Pull each line holding "较为合理" out of the entries below.
-- START OF PROVIDED DATA --
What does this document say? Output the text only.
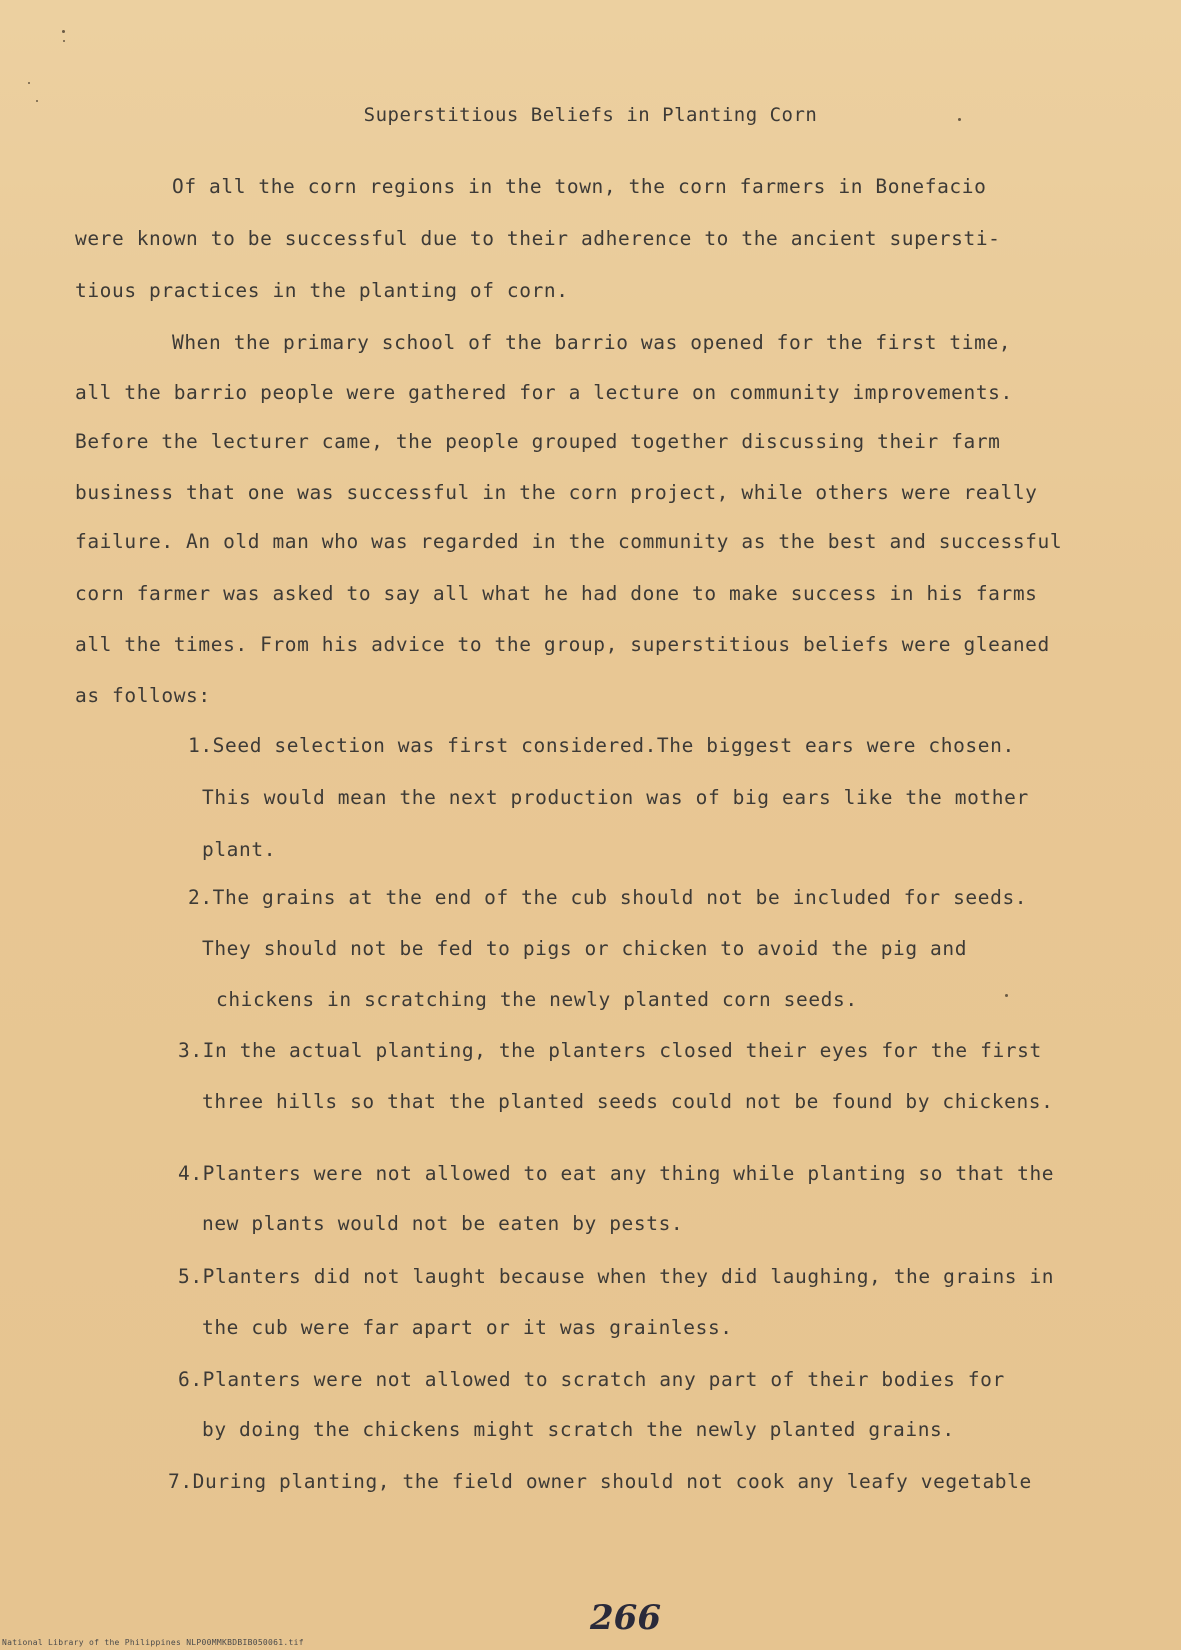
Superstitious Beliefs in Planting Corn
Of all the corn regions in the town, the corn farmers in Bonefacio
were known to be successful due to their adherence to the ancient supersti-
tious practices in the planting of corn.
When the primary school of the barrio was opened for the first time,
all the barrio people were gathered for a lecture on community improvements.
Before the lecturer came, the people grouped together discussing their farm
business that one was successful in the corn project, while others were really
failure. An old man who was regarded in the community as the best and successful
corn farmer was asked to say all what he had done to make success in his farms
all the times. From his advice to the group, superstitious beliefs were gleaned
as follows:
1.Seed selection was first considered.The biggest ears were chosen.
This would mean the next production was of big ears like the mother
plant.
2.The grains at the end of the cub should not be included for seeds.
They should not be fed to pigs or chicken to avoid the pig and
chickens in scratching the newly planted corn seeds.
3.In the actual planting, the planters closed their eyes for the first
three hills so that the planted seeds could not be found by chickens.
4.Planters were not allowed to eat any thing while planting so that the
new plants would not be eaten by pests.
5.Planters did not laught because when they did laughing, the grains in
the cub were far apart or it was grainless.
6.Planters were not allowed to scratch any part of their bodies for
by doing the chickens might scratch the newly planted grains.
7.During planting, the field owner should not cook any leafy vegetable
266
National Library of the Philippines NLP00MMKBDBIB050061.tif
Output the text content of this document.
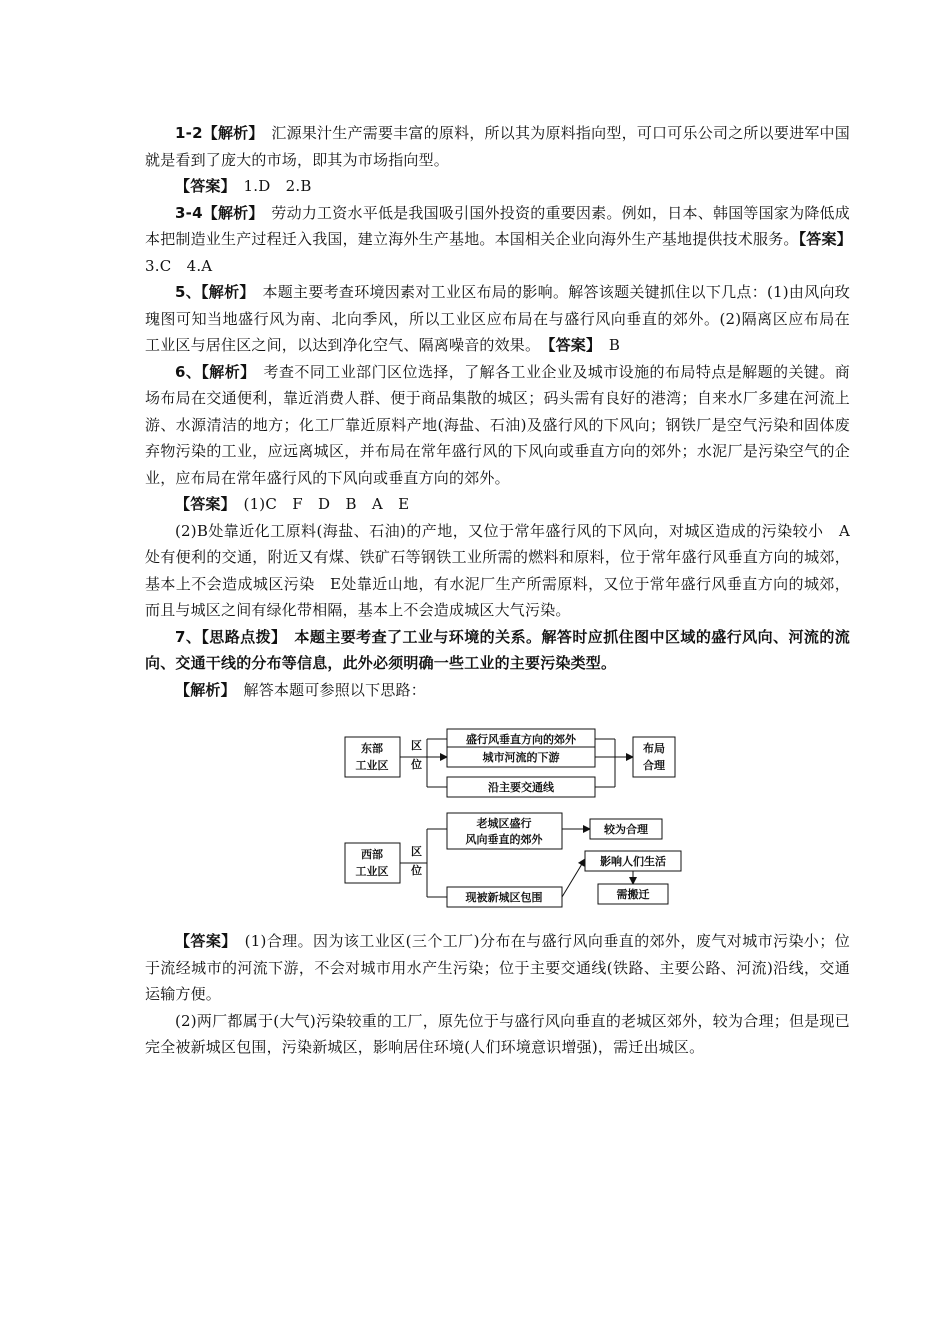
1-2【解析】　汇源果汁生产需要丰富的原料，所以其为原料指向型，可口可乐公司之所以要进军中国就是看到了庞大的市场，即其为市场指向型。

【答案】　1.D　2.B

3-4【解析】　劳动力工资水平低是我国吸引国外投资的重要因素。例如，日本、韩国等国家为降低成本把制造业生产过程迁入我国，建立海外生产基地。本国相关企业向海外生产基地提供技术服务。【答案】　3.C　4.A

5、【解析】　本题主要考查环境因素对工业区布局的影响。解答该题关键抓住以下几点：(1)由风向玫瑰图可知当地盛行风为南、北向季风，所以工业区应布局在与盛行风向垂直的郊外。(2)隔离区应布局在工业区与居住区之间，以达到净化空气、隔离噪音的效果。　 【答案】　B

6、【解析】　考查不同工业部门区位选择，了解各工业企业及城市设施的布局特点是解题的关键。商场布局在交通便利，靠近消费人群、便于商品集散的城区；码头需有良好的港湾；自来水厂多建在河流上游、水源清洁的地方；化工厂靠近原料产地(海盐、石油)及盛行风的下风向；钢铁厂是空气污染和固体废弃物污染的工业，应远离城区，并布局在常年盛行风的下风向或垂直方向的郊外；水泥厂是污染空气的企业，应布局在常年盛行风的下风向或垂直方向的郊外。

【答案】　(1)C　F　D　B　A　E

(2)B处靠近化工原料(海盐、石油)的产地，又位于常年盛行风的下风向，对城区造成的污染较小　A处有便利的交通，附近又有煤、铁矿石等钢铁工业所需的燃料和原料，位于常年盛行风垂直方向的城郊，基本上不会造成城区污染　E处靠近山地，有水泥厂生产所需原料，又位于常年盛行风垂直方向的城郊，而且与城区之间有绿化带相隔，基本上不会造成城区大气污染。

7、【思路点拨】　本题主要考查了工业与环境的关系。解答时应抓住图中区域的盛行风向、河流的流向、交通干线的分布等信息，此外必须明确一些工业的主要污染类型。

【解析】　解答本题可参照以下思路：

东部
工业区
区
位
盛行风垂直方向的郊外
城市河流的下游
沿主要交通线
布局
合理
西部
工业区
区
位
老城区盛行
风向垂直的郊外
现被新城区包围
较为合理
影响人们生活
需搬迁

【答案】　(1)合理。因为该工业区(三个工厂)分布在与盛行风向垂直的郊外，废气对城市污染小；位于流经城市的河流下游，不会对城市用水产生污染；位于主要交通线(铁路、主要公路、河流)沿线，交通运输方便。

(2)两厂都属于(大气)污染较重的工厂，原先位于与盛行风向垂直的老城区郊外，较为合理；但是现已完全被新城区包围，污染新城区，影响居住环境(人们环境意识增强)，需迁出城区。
-- END OF PROVIDED DATA --
◆ **RESPONSE**
较为合理
(2)两厂都属于(大气)污染较重的工厂，原先位于与盛行风向垂直的老城区郊外，较为合理；但是现已完全被新城区包围，污染新城区，影响居住环境(人们环境意识增强)，需迁出城区。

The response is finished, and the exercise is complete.